▶ _Instruction_: Below are records; work out how many of their lines hold the string "image" and give that number alone.

## start Information given

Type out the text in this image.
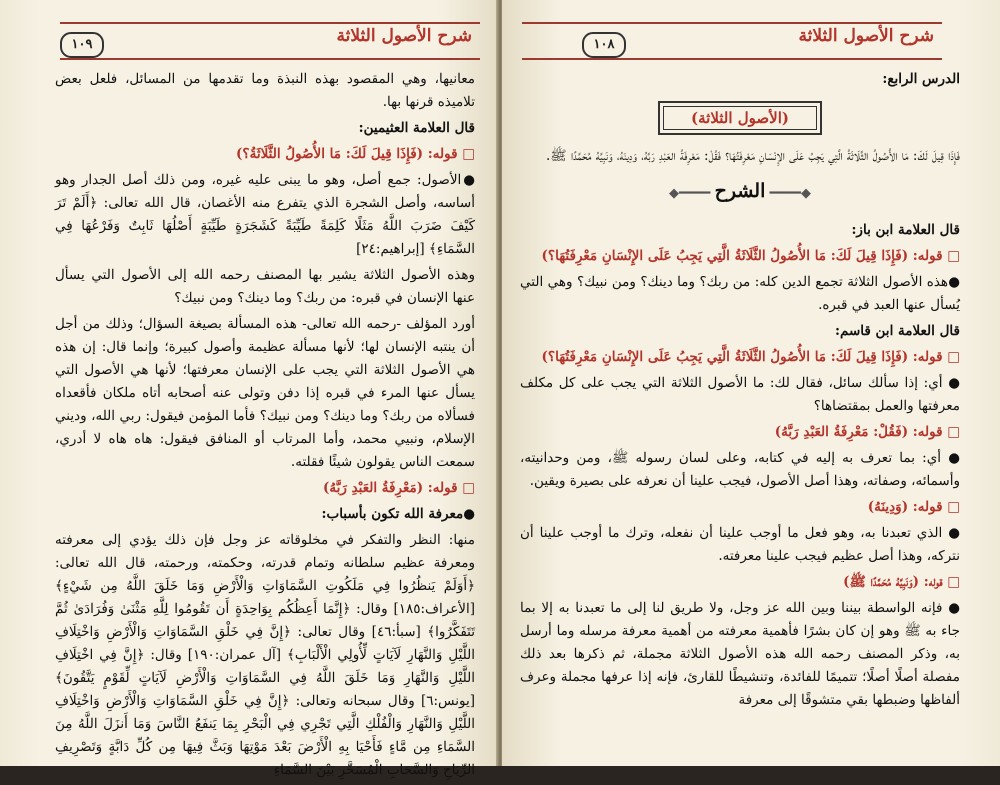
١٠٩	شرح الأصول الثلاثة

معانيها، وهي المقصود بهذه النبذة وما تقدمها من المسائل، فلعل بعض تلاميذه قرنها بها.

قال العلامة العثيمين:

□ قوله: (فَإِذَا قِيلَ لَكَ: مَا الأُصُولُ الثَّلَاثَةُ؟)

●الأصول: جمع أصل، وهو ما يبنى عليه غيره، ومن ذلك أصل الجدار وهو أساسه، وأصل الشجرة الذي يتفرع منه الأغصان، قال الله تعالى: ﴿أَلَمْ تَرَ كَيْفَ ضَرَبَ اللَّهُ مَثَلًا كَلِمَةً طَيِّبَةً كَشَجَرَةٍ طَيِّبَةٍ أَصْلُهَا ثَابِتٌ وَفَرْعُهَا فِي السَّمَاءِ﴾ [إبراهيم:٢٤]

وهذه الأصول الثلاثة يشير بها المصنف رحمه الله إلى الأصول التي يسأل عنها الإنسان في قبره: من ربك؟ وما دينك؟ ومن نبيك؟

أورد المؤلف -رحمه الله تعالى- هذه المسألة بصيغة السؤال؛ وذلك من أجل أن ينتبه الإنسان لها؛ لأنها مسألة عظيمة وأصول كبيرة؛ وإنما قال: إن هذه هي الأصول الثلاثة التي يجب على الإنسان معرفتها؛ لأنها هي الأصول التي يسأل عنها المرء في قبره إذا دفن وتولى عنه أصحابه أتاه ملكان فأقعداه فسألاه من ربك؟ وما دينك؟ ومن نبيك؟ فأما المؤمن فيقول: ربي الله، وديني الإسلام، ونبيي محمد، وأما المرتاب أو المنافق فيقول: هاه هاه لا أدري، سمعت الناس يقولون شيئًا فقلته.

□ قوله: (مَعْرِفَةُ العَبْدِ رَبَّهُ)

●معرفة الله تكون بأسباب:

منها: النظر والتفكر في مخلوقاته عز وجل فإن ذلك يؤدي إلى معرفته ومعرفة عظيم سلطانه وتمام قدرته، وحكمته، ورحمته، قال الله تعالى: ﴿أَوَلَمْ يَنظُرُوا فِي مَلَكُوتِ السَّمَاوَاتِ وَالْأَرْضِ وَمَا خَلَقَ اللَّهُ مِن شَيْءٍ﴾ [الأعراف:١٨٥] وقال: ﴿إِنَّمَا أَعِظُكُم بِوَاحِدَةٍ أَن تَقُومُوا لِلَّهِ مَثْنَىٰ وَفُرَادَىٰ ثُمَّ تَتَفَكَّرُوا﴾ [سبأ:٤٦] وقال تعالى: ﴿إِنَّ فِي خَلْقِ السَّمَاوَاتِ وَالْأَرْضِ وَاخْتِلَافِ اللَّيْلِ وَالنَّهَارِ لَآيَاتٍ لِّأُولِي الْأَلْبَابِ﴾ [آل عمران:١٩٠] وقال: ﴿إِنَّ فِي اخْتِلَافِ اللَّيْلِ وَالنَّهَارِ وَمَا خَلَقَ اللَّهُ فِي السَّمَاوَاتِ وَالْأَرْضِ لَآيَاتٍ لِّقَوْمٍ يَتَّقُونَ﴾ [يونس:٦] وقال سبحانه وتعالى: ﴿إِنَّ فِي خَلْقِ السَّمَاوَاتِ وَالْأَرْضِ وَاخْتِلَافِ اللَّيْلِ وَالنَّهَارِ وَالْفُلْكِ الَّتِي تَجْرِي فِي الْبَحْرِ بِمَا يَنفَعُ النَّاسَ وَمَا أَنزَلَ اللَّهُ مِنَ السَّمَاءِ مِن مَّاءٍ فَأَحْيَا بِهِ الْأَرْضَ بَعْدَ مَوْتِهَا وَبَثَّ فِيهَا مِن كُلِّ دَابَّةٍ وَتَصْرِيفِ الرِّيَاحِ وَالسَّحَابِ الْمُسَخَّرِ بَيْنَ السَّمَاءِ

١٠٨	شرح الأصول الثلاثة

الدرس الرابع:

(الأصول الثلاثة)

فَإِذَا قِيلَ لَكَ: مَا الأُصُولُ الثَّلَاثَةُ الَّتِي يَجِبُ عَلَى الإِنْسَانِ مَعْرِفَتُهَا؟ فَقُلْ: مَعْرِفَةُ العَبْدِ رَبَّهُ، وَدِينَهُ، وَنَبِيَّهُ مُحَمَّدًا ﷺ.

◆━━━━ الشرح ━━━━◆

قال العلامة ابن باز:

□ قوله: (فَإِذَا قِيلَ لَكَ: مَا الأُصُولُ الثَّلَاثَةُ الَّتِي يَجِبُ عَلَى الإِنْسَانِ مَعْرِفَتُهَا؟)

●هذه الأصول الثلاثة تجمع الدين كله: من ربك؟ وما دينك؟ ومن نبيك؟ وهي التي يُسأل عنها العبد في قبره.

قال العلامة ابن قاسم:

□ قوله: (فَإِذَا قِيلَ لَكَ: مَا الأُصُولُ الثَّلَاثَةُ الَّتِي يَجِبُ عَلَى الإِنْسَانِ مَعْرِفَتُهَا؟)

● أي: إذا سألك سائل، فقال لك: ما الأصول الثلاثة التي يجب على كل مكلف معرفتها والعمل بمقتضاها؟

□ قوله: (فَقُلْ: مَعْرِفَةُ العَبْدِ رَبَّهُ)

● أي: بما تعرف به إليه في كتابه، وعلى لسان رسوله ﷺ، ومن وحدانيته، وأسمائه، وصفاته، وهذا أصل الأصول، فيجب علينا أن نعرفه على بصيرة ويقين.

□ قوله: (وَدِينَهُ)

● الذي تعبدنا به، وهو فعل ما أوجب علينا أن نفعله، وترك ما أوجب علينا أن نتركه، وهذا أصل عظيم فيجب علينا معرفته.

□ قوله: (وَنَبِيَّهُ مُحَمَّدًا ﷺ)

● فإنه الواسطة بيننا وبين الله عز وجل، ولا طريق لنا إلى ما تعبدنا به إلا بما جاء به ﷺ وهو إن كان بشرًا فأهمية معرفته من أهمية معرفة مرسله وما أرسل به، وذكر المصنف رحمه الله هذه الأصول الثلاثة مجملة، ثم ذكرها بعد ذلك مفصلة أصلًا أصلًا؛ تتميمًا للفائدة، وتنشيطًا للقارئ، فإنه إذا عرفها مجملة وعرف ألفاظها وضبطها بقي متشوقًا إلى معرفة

## end Information given
## start Information given

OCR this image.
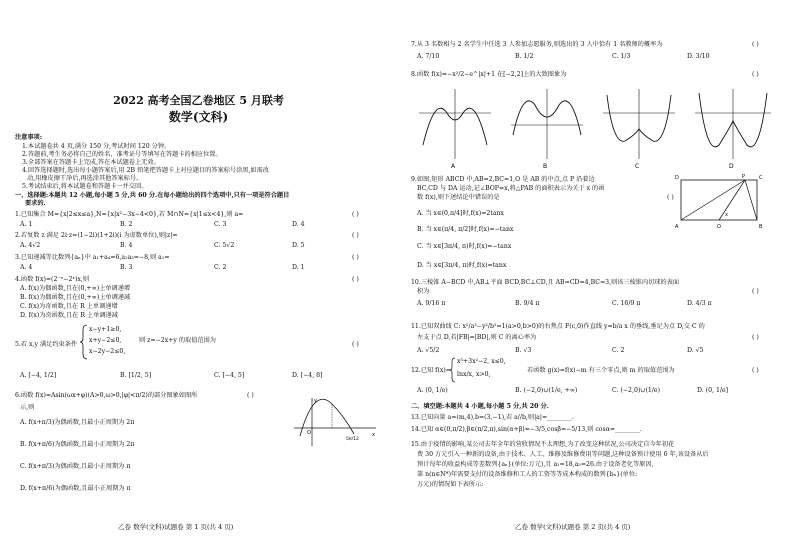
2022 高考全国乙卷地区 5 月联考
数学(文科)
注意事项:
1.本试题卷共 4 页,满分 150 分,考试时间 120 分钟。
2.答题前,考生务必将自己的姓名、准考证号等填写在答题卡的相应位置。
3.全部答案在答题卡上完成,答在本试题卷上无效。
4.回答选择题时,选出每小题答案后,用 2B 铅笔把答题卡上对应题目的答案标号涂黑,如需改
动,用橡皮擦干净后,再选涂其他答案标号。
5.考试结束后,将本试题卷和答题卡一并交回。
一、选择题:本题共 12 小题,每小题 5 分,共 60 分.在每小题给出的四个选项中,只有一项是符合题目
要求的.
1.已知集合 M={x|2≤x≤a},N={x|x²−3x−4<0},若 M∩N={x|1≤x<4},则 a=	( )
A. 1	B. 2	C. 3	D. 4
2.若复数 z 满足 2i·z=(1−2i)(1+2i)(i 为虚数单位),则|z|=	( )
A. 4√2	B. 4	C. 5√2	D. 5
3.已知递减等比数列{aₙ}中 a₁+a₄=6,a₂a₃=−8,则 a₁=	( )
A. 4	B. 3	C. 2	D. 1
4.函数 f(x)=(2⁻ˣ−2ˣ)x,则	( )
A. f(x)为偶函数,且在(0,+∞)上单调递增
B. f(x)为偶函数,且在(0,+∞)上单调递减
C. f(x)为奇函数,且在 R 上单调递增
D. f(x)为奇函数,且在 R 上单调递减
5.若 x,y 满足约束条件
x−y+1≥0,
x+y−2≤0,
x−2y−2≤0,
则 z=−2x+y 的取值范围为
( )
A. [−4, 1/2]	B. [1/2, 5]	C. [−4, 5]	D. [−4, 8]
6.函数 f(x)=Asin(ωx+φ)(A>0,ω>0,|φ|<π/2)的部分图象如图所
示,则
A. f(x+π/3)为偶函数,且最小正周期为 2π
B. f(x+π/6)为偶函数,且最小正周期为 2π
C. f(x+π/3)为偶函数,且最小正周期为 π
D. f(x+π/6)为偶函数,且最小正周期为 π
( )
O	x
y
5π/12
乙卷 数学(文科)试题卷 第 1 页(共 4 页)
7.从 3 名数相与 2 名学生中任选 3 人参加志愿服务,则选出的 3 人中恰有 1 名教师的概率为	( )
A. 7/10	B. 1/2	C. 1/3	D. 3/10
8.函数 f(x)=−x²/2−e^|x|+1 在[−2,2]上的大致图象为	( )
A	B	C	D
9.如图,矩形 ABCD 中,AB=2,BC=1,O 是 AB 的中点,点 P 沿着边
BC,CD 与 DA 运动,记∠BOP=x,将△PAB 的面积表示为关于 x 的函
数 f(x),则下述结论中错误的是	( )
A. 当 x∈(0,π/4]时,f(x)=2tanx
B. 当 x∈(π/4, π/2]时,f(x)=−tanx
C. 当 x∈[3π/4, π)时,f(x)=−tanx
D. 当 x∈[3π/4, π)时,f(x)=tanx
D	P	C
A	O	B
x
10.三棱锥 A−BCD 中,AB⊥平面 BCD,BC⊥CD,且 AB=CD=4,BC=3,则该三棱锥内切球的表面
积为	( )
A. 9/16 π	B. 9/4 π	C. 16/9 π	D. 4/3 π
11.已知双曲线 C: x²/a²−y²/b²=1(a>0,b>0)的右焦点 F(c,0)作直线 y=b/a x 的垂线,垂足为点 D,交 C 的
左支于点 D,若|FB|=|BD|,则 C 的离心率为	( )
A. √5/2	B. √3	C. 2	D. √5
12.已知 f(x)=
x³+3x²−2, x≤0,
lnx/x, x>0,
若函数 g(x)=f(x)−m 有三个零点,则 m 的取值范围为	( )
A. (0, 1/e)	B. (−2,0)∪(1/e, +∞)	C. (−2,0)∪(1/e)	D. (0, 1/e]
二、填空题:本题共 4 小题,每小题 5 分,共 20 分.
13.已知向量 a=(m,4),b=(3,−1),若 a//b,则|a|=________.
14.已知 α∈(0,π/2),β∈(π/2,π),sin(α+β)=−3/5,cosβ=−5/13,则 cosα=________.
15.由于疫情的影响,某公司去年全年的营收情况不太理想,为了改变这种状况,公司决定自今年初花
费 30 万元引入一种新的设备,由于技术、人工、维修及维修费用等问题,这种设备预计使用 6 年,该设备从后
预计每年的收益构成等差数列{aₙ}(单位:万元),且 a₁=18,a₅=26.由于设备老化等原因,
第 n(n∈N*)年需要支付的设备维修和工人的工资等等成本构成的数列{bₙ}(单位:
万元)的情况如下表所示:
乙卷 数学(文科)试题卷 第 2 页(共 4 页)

## end Information given
## start Information given

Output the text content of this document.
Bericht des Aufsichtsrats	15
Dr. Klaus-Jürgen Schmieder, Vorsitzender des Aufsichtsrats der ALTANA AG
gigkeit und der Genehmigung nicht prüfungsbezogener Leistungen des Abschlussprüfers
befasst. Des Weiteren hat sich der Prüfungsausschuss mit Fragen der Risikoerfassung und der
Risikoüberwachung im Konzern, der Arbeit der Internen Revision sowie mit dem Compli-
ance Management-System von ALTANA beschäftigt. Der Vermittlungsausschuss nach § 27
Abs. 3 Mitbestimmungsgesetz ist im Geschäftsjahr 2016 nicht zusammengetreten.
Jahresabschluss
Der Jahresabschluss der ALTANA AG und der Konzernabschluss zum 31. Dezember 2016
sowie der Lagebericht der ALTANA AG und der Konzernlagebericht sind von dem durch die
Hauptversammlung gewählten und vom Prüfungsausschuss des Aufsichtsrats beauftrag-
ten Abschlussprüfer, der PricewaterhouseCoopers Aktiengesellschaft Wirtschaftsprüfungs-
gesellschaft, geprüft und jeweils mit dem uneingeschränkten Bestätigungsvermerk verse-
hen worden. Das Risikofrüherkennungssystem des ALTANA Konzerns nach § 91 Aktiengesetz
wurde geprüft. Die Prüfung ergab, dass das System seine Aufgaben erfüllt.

## end Information given

▶ _Written answer_: 2